-- Available data follows --

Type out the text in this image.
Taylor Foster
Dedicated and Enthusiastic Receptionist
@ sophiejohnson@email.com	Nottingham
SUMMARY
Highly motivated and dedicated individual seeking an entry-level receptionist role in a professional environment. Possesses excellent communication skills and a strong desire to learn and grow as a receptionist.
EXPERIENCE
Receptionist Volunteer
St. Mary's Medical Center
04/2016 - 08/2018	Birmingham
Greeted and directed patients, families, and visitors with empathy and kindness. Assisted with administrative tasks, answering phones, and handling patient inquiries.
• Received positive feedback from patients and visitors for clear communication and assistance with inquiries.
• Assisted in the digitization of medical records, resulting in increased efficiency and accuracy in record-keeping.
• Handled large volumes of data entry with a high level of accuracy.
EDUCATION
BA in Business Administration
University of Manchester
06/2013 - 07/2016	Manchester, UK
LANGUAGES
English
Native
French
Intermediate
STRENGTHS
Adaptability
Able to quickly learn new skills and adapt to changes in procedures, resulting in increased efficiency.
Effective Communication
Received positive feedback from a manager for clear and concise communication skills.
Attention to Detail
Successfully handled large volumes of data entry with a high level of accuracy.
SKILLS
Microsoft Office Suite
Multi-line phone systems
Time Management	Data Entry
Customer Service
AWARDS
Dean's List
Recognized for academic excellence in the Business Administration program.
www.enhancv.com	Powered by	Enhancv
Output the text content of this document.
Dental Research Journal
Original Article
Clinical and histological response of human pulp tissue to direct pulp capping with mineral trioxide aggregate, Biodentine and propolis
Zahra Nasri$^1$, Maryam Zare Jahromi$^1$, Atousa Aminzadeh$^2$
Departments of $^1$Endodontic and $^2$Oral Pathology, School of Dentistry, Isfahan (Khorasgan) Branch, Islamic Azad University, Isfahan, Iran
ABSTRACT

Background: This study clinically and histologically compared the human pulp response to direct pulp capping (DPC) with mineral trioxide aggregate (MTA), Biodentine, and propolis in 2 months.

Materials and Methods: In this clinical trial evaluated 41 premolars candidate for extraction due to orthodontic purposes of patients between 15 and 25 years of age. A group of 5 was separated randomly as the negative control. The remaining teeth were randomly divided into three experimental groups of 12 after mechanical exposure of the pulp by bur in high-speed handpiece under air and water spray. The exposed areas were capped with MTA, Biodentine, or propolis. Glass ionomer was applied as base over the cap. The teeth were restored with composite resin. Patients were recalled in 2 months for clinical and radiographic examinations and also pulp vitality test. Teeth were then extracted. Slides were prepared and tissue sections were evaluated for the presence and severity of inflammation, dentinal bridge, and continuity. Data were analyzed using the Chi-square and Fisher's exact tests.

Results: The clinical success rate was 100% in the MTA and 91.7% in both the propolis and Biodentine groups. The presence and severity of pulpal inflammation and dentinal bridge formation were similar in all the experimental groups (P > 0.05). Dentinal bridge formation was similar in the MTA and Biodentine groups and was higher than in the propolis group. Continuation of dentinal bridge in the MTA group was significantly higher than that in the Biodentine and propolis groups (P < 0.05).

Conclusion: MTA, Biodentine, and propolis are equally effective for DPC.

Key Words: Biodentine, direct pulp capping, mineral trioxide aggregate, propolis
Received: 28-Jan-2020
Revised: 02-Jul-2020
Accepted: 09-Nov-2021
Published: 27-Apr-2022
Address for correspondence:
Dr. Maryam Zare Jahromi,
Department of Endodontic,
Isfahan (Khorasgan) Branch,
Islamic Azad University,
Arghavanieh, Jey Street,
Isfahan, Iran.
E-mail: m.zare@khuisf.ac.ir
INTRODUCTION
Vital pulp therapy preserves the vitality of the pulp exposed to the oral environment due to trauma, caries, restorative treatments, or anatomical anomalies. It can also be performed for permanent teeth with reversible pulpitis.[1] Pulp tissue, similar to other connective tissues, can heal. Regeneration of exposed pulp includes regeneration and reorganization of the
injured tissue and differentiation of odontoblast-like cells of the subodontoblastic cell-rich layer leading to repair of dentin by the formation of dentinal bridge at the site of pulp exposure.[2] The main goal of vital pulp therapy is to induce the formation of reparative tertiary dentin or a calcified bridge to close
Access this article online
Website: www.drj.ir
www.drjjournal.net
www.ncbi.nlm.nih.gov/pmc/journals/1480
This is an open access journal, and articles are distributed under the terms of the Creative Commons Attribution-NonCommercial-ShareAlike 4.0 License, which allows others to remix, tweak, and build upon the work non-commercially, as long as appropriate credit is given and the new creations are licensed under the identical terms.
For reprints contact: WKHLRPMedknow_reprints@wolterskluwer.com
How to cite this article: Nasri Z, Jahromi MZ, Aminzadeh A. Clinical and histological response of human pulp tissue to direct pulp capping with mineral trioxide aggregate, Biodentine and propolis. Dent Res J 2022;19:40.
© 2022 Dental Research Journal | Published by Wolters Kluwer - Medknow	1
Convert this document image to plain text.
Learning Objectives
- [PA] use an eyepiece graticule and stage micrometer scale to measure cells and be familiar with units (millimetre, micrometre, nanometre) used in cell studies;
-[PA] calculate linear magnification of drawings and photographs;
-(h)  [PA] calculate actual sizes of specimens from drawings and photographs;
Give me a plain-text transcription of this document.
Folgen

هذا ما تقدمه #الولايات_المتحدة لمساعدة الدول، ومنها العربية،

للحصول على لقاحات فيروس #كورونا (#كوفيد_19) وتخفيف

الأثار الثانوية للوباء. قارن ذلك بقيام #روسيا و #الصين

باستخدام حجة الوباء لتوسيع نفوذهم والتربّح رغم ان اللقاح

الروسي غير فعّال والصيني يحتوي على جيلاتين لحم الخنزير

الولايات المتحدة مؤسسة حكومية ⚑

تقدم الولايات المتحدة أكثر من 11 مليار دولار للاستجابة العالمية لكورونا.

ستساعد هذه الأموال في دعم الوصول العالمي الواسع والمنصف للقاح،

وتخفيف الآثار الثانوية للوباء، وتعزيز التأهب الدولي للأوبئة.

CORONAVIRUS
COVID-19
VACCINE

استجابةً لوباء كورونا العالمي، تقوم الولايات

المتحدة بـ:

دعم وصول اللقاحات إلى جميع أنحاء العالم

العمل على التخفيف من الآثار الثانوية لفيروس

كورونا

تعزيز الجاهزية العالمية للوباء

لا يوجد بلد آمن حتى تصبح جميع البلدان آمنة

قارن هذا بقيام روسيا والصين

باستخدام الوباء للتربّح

-- Available data concluded --

### Exercise details
Find all lines in the records that hold the word "Endodontic". Copy them.

### Solution to this task
Departments of $^1$Endodontic and $^2$Oral Pathology, School of Dentistry, Isfahan (Khorasgan) Branch, Islamic Azad University, Isfahan, Iran
Department of Endodontic,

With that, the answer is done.